* Exercise instructions *
Restate the data exactly as given and keep the pictures out.

* Records for the exercise *
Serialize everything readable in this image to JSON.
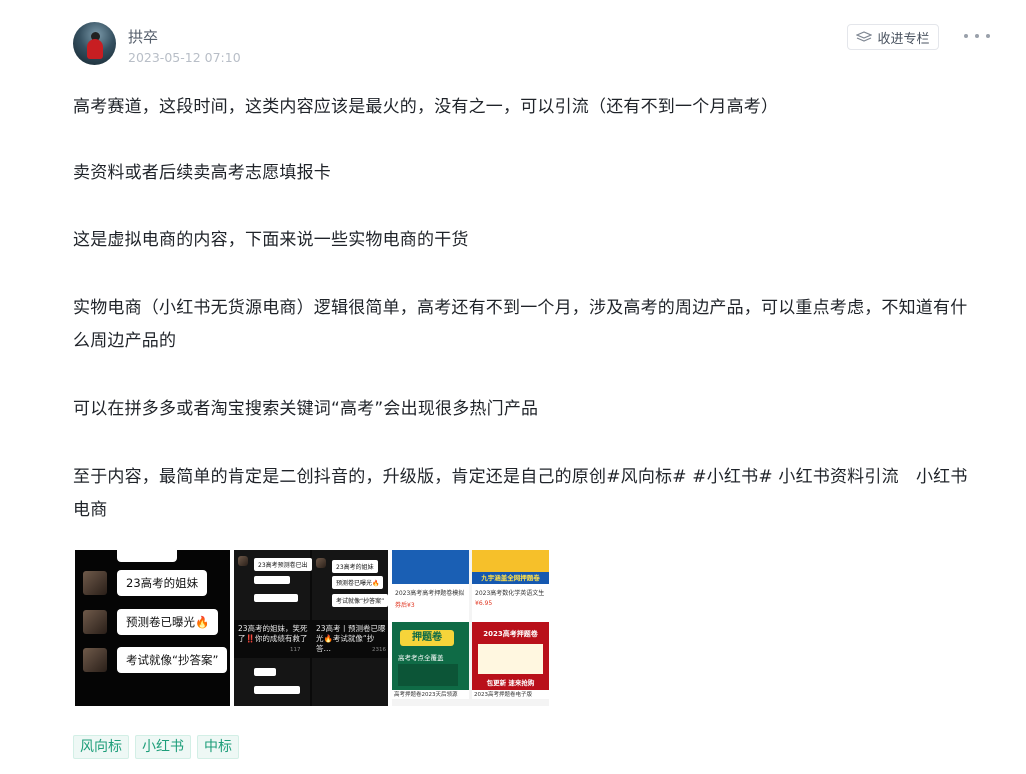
{
  "header": {
    "author": "拱卒",
    "timestamp": "2023-05-12 07:10",
    "collect_label": "收进专栏",
    "collect_icon": "collect-icon",
    "more_icon": "more-icon"
  },
  "paragraphs": [
    "高考赛道，这段时间，这类内容应该是最火的，没有之一，可以引流（还有不到一个月高考）",
    "卖资料或者后续卖高考志愿填报卡",
    "这是虚拟电商的内容，下面来说一些实物电商的干货",
    "实物电商（小红书无货源电商）逻辑很简单，高考还有不到一个月，涉及高考的周边产品，可以重点考虑，不知道有什么周边产品的",
    "可以在拼多多或者淘宝搜索关键词“高考”会出现很多热门产品",
    "至于内容，最简单的肯定是二创抖音的，升级版，肯定还是自己的原创#风向标# #小红书# 小红书资料引流　小红书电商"
  ],
  "images": {
    "img1": {
      "bubbles": [
        "23高考的姐妹",
        "预测卷已曝光🔥",
        "考试就像“抄答案”"
      ]
    },
    "img2": {
      "caption_left": "23高考的姐妹，笑死了‼️你的成绩有救了",
      "caption_right": "23高考丨预测卷已曝光🔥考试就像“抄答…",
      "bubble_a": "23高考预测卷已出",
      "bubble_b": "23高考的姐妹",
      "bubble_c": "预测卷已曝光🔥",
      "bubble_d": "考试就像“抄答案”",
      "likes_left": "117",
      "likes_right": "2316"
    },
    "img3": {
      "t1_caption": "2023高考高考押题卷模拟",
      "t1_price": "券后¥3",
      "t2_banner": "九宇涵盖全网押题卷",
      "t2_caption": "2023高考数化学英语文生",
      "t2_price": "¥6.95",
      "t3_title": "押题卷",
      "t3_sub": "高考考点全覆盖",
      "t3_caption": "高考押题卷2023天后领源",
      "t4_title": "2023高考押题卷",
      "t4_sub": "包更新 速来抢购",
      "t4_caption": "2023高考押题卷电子版"
    }
  },
  "tags": [
    "风向标",
    "小红书",
    "中标"
  ]
}
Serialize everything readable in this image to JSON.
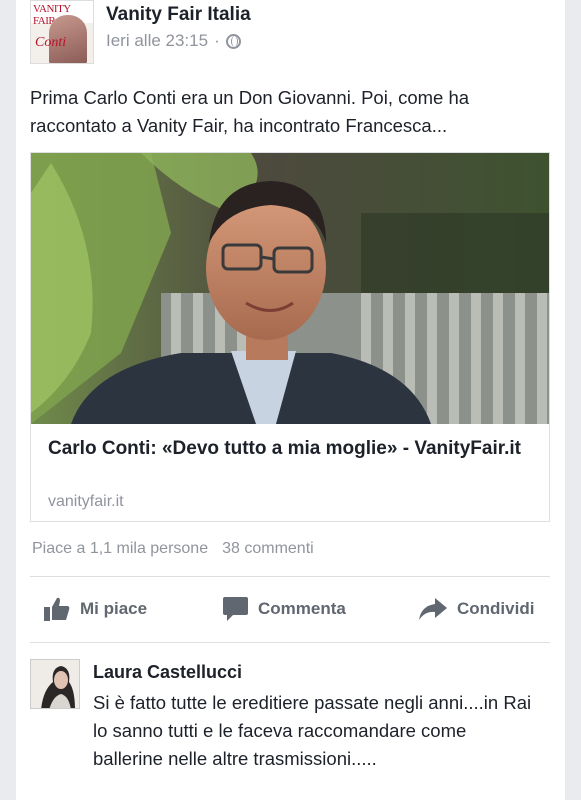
{
  "post": {
    "page_name": "Vanity Fair Italia",
    "timestamp": "Ieri alle 23:15",
    "separator": "·",
    "text": "Prima Carlo Conti era un Don Giovanni. Poi, come ha raccontato a Vanity Fair, ha incontrato Francesca..."
  },
  "avatar": {
    "title": "VANITY FAIR",
    "word": "Conti"
  },
  "link": {
    "title": "Carlo Conti: «Devo tutto a mia moglie» - VanityFair.it",
    "domain": "vanityfair.it"
  },
  "stats": {
    "likes": "Piace a 1,1 mila persone",
    "comments": "38 commenti"
  },
  "actions": {
    "like": "Mi piace",
    "comment": "Commenta",
    "share": "Condividi"
  },
  "comment": {
    "author": "Laura Castellucci",
    "text": "Si è fatto tutte le ereditiere passate negli anni....in Rai lo sanno tutti e le faceva raccomandare come ballerine nelle altre trasmissioni....."
  },
  "colors": {
    "background": "#e9ebee",
    "text": "#1d2129",
    "muted": "#90949c",
    "action": "#616770"
  },
  "icons": [
    "globe-icon",
    "like-icon",
    "comment-icon",
    "share-icon"
  ]
}
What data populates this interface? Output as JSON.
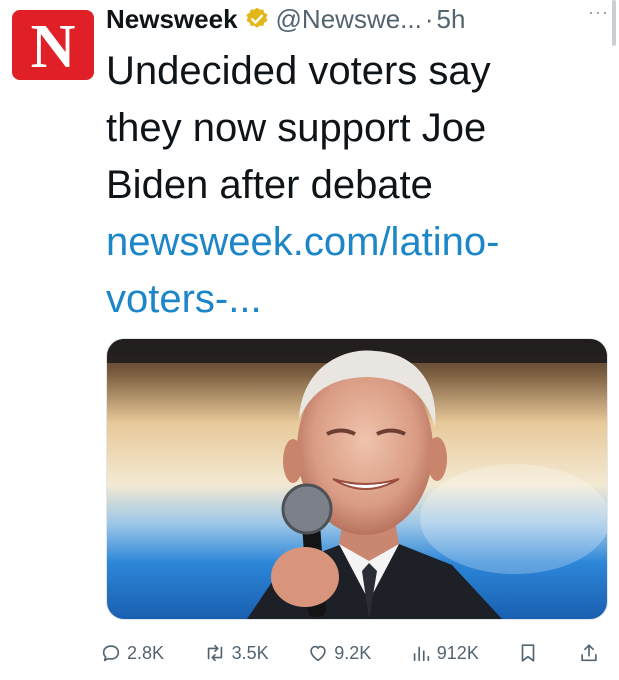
{
  "tweet": {
    "avatar_letter": "N",
    "account_name": "Newsweek",
    "handle": "@Newswe...",
    "separator": "·",
    "time": "5h",
    "more_label": "···",
    "text_lines": [
      "Undecided voters say",
      "they now support Joe",
      "Biden after debate"
    ],
    "link_lines": [
      "newsweek.com/latino-",
      "voters-..."
    ],
    "media_icon": "photo-of-man-speaking-into-microphone"
  },
  "actions": {
    "replies": "2.8K",
    "reposts": "3.5K",
    "likes": "9.2K",
    "views": "912K"
  },
  "colors": {
    "brand_red": "#e01f26",
    "link_blue": "#1d86c8",
    "verified_gold": "#e2b719",
    "muted_gray": "#536471"
  }
}
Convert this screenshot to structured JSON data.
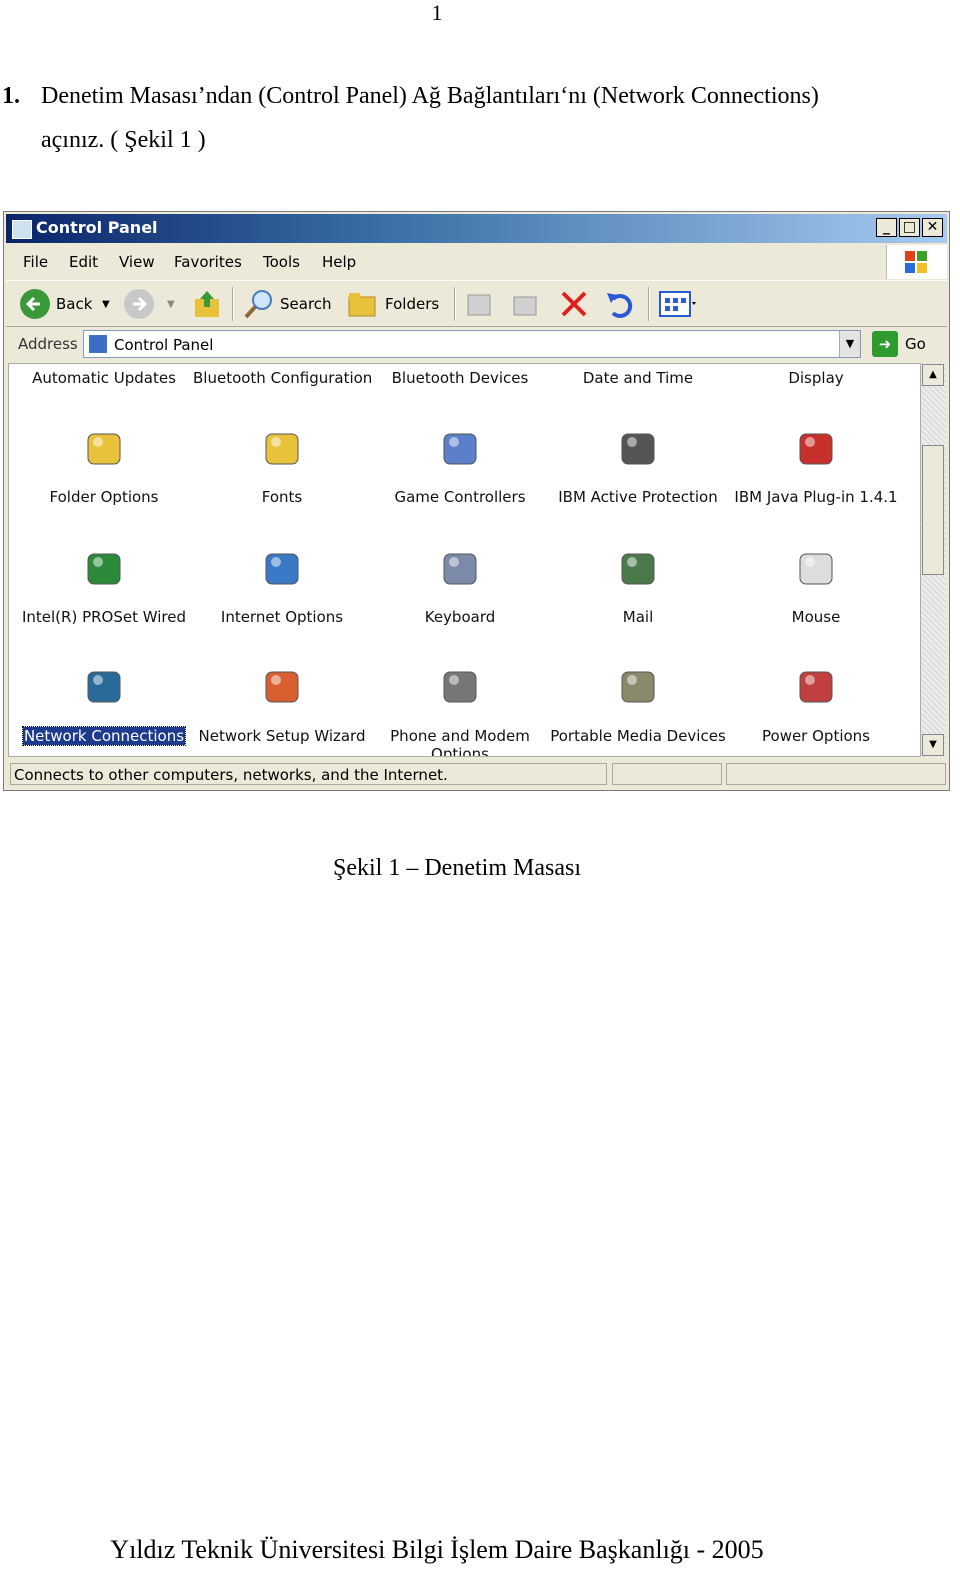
{
  "page_number": "1",
  "step": {
    "number": "1.",
    "line1": "Denetim Masası’ndan (Control Panel) Ağ Bağlantıları‘nı (Network Connections)",
    "line2": "açınız. ( Şekil 1 )"
  },
  "window": {
    "title": "Control Panel",
    "controls": {
      "minimize": "_",
      "maximize": "□",
      "close": "✕"
    },
    "menu": [
      "File",
      "Edit",
      "View",
      "Favorites",
      "Tools",
      "Help"
    ],
    "toolbar": {
      "back": "Back",
      "search": "Search",
      "folders": "Folders"
    },
    "address": {
      "label": "Address",
      "value": "Control Panel",
      "go": "Go"
    },
    "top_row": [
      "Automatic Updates",
      "Bluetooth Configuration",
      "Bluetooth Devices",
      "Date and Time",
      "Display"
    ],
    "items": [
      {
        "label": "Folder Options",
        "icon": "folder-options-icon",
        "color": "#e8c23a"
      },
      {
        "label": "Fonts",
        "icon": "fonts-icon",
        "color": "#e8c23a"
      },
      {
        "label": "Game Controllers",
        "icon": "game-controller-icon",
        "color": "#5b7fc8"
      },
      {
        "label": "IBM Active Protection",
        "icon": "ibm-active-protection-icon",
        "color": "#555555"
      },
      {
        "label": "IBM Java Plug-in 1.4.1",
        "icon": "java-icon",
        "color": "#c8302c"
      },
      {
        "label": "Intel(R) PROSet Wired",
        "icon": "intel-proset-icon",
        "color": "#2a8a3a"
      },
      {
        "label": "Internet Options",
        "icon": "internet-options-icon",
        "color": "#3a78c8"
      },
      {
        "label": "Keyboard",
        "icon": "keyboard-icon",
        "color": "#7a8aa8"
      },
      {
        "label": "Mail",
        "icon": "mail-icon",
        "color": "#4a7a4a"
      },
      {
        "label": "Mouse",
        "icon": "mouse-icon",
        "color": "#dddddd"
      },
      {
        "label": "Network Connections",
        "icon": "network-connections-icon",
        "color": "#2a6a9a"
      },
      {
        "label": "Network Setup Wizard",
        "icon": "network-setup-wizard-icon",
        "color": "#d86030"
      },
      {
        "label": "Phone and Modem",
        "icon": "phone-modem-icon",
        "color": "#777777"
      },
      {
        "label": "Portable Media Devices",
        "icon": "portable-media-icon",
        "color": "#8a8a6a"
      },
      {
        "label": "Power Options",
        "icon": "power-options-icon",
        "color": "#c04040"
      }
    ],
    "cut_label": "Options",
    "status": "Connects to other computers, networks, and the Internet."
  },
  "caption": "Şekil 1 – Denetim Masası",
  "footer": "Yıldız Teknik Üniversitesi Bilgi İşlem Daire Başkanlığı - 2005"
}
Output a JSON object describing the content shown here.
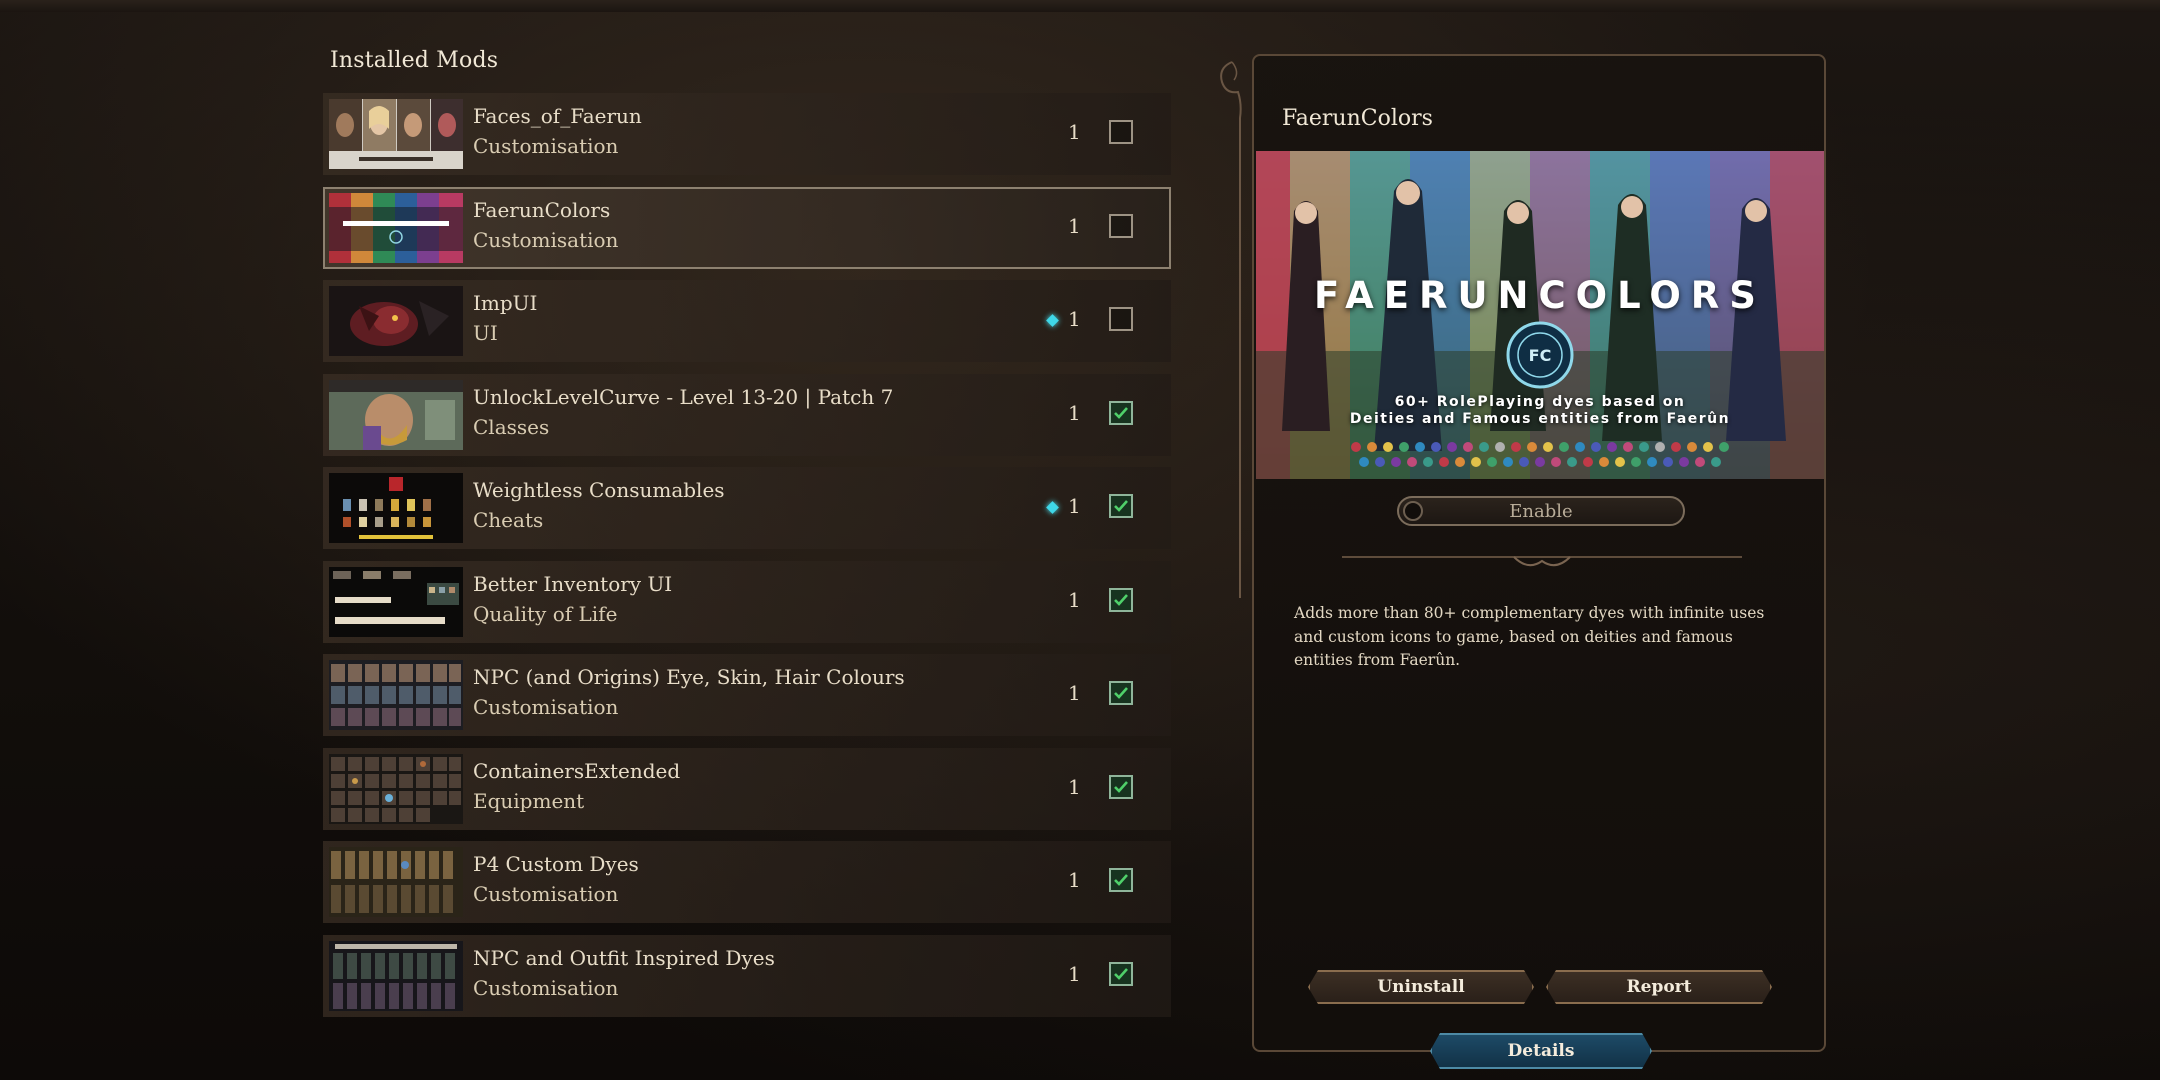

* Answer to this task *
Serialize everything readable in this image to JSON.
{
  "header": {
    "author": "拱卒",
    "timestamp": "2023-05-12 07:10",
    "collect_label": "收进专栏",
    "collect_icon": "collect-icon",
    "more_icon": "more-icon"
  },
  "paragraphs": [
    "高考赛道，这段时间，这类内容应该是最火的，没有之一，可以引流（还有不到一个月高考）",
    "卖资料或者后续卖高考志愿填报卡",
    "这是虚拟电商的内容，下面来说一些实物电商的干货",
    "实物电商（小红书无货源电商）逻辑很简单，高考还有不到一个月，涉及高考的周边产品，可以重点考虑，不知道有什么周边产品的",
    "可以在拼多多或者淘宝搜索关键词“高考”会出现很多热门产品",
    "至于内容，最简单的肯定是二创抖音的，升级版，肯定还是自己的原创#风向标# #小红书# 小红书资料引流　小红书电商"
  ],
  "images": {
    "img1": {
      "bubbles": [
        "23高考的姐妹",
        "预测卷已曝光🔥",
        "考试就像“抄答案”"
      ]
    },
    "img2": {
      "caption_left": "23高考的姐妹，笑死了‼️你的成绩有救了",
      "caption_right": "23高考丨预测卷已曝光🔥考试就像“抄答…",
      "bubble_a": "23高考预测卷已出",
      "bubble_b": "23高考的姐妹",
      "bubble_c": "预测卷已曝光🔥",
      "bubble_d": "考试就像“抄答案”",
      "likes_left": "117",
      "likes_right": "2316"
    },
    "img3": {
      "t1_caption": "2023高考高考押题卷模拟",
      "t1_price": "券后¥3",
      "t2_banner": "九宇涵盖全网押题卷",
      "t2_caption": "2023高考数化学英语文生",
      "t2_price": "¥6.95",
      "t3_title": "押题卷",
      "t3_sub": "高考考点全覆盖",
      "t3_caption": "高考押题卷2023天后领源",
      "t4_title": "2023高考押题卷",
      "t4_sub": "包更新 速来抢购",
      "t4_caption": "2023高考押题卷电子版"
    }
  },
  "tags": [
    "风向标",
    "小红书",
    "中标"
  ]
}
Serialize everything readable in this image to JSON.
{
  "post": {
    "page_name": "Vanity Fair Italia",
    "timestamp": "Ieri alle 23:15",
    "separator": "·",
    "text": "Prima Carlo Conti era un Don Giovanni. Poi, come ha raccontato a Vanity Fair, ha incontrato Francesca..."
  },
  "avatar": {
    "title": "VANITY FAIR",
    "word": "Conti"
  },
  "link": {
    "title": "Carlo Conti: «Devo tutto a mia moglie» - VanityFair.it",
    "domain": "vanityfair.it"
  },
  "stats": {
    "likes": "Piace a 1,1 mila persone",
    "comments": "38 commenti"
  },
  "actions": {
    "like": "Mi piace",
    "comment": "Commenta",
    "share": "Condividi"
  },
  "comment": {
    "author": "Laura Castellucci",
    "text": "Si è fatto tutte le ereditiere passate negli anni....in Rai lo sanno tutti e le faceva raccomandare come ballerine nelle altre trasmissioni....."
  },
  "colors": {
    "background": "#e9ebee",
    "text": "#1d2129",
    "muted": "#90949c",
    "action": "#616770"
  },
  "icons": [
    "globe-icon",
    "like-icon",
    "comment-icon",
    "share-icon"
  ]
}
What data populates this interface? Output as JSON.
{
  "tweet": {
    "avatar_letter": "N",
    "account_name": "Newsweek",
    "handle": "@Newswe...",
    "separator": "·",
    "time": "5h",
    "more_label": "···",
    "text_lines": [
      "Undecided voters say",
      "they now support Joe",
      "Biden after debate"
    ],
    "link_lines": [
      "newsweek.com/latino-",
      "voters-..."
    ],
    "media_icon": "photo-of-man-speaking-into-microphone"
  },
  "actions": {
    "replies": "2.8K",
    "reposts": "3.5K",
    "likes": "9.2K",
    "views": "912K"
  },
  "colors": {
    "brand_red": "#e01f26",
    "link_blue": "#1d86c8",
    "verified_gold": "#e2b719",
    "muted_gray": "#536471"
  }
}
Convert this screenshot to structured JSON data.
{
  "page_number": "1",
  "step": {
    "number": "1.",
    "line1": "Denetim Masası’ndan (Control Panel) Ağ Bağlantıları‘nı (Network Connections)",
    "line2": "açınız. ( Şekil 1 )"
  },
  "window": {
    "title": "Control Panel",
    "controls": {
      "minimize": "_",
      "maximize": "□",
      "close": "✕"
    },
    "menu": [
      "File",
      "Edit",
      "View",
      "Favorites",
      "Tools",
      "Help"
    ],
    "toolbar": {
      "back": "Back",
      "search": "Search",
      "folders": "Folders"
    },
    "address": {
      "label": "Address",
      "value": "Control Panel",
      "go": "Go"
    },
    "top_row": [
      "Automatic Updates",
      "Bluetooth Configuration",
      "Bluetooth Devices",
      "Date and Time",
      "Display"
    ],
    "items": [
      {
        "label": "Folder Options",
        "icon": "folder-options-icon",
        "color": "#e8c23a"
      },
      {
        "label": "Fonts",
        "icon": "fonts-icon",
        "color": "#e8c23a"
      },
      {
        "label": "Game Controllers",
        "icon": "game-controller-icon",
        "color": "#5b7fc8"
      },
      {
        "label": "IBM Active Protection",
        "icon": "ibm-active-protection-icon",
        "color": "#555555"
      },
      {
        "label": "IBM Java Plug-in 1.4.1",
        "icon": "java-icon",
        "color": "#c8302c"
      },
      {
        "label": "Intel(R) PROSet Wired",
        "icon": "intel-proset-icon",
        "color": "#2a8a3a"
      },
      {
        "label": "Internet Options",
        "icon": "internet-options-icon",
        "color": "#3a78c8"
      },
      {
        "label": "Keyboard",
        "icon": "keyboard-icon",
        "color": "#7a8aa8"
      },
      {
        "label": "Mail",
        "icon": "mail-icon",
        "color": "#4a7a4a"
      },
      {
        "label": "Mouse",
        "icon": "mouse-icon",
        "color": "#dddddd"
      },
      {
        "label": "Network Connections",
        "icon": "network-connections-icon",
        "color": "#2a6a9a"
      },
      {
        "label": "Network Setup Wizard",
        "icon": "network-setup-wizard-icon",
        "color": "#d86030"
      },
      {
        "label": "Phone and Modem",
        "icon": "phone-modem-icon",
        "color": "#777777"
      },
      {
        "label": "Portable Media Devices",
        "icon": "portable-media-icon",
        "color": "#8a8a6a"
      },
      {
        "label": "Power Options",
        "icon": "power-options-icon",
        "color": "#c04040"
      }
    ],
    "cut_label": "Options",
    "status": "Connects to other computers, networks, and the Internet."
  },
  "caption": "Şekil 1 – Denetim Masası",
  "footer": "Yıldız Teknik Üniversitesi Bilgi İşlem Daire Başkanlığı - 2005"
}
Output a JSON object describing the content shown here.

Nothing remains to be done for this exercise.